* Exercise goal
In this exercise, return the whole listing exactly, excluding any images.

---------- Material for the task

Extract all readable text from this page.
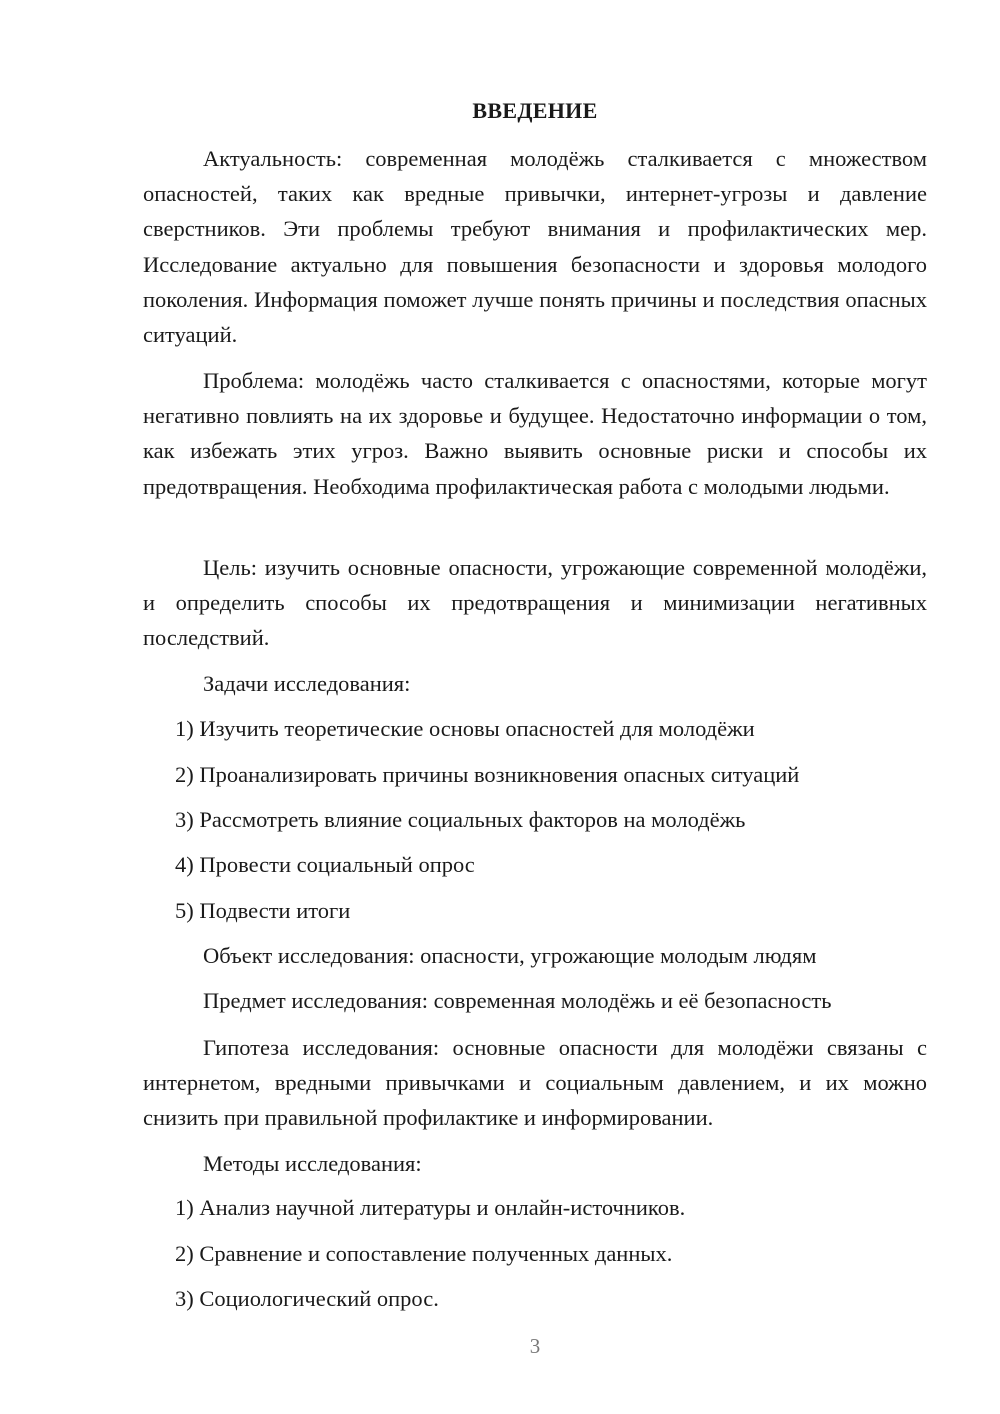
ВВЕДЕНИЕ

Актуальность: современная молодёжь сталкивается с множеством опасностей, таких как вредные привычки, интернет-угрозы и давление сверстников. Эти проблемы требуют внимания и профилактических мер. Исследование актуально для повышения безопасности и здоровья молодого поколения. Информация поможет лучше понять причины и последствия опасных ситуаций.

Проблема: молодёжь часто сталкивается с опасностями, которые могут негативно повлиять на их здоровье и будущее. Недостаточно информации о том, как избежать этих угроз. Важно выявить основные риски и способы их предотвращения. Необходима профилактическая работа с молодыми людьми.

Цель: изучить основные опасности, угрожающие современной молодёжи, и определить способы их предотвращения и минимизации негативных последствий.

Задачи исследования:

1) Изучить теоретические основы опасностей для молодёжи

2) Проанализировать причины возникновения опасных ситуаций

3) Рассмотреть влияние социальных факторов на молодёжь

4) Провести социальный опрос

5) Подвести итоги

Объект исследования: опасности, угрожающие молодым людям

Предмет исследования: современная молодёжь и её безопасность

Гипотеза исследования: основные опасности для молодёжи связаны с интернетом, вредными привычками и социальным давлением, и их можно снизить при правильной профилактике и информировании.

Методы исследования:

1) Анализ научной литературы и онлайн-источников.

2) Сравнение и сопоставление полученных данных.

3) Социологический опрос.

3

--------------------

* Result for this task
Extract all readable text from this page.
ВВЕДЕНИЕ

Актуальность: современная молодёжь сталкивается с множеством опасностей, таких как вредные привычки, интернет-угрозы и давление сверстников. Эти проблемы требуют внимания и профилактических мер. Исследование актуально для повышения безопасности и здоровья молодого поколения. Информация поможет лучше понять причины и последствия опасных ситуаций.

Проблема: молодёжь часто сталкивается с опасностями, которые могут негативно повлиять на их здоровье и будущее. Недостаточно информации о том, как избежать этих угроз. Важно выявить основные риски и способы их предотвращения. Необходима профилактическая работа с молодыми людьми.

Цель: изучить основные опасности, угрожающие современной молодёжи, и определить способы их предотвращения и минимизации негативных последствий.

Задачи исследования:

1) Изучить теоретические основы опасностей для молодёжи

2) Проанализировать причины возникновения опасных ситуаций

3) Рассмотреть влияние социальных факторов на молодёжь

4) Провести социальный опрос

5) Подвести итоги

Объект исследования: опасности, угрожающие молодым людям

Предмет исследования: современная молодёжь и её безопасность

Гипотеза исследования: основные опасности для молодёжи связаны с интернетом, вредными привычками и социальным давлением, и их можно снизить при правильной профилактике и информировании.

Методы исследования:

1) Анализ научной литературы и онлайн-источников.

2) Сравнение и сопоставление полученных данных.

3) Социологический опрос.

3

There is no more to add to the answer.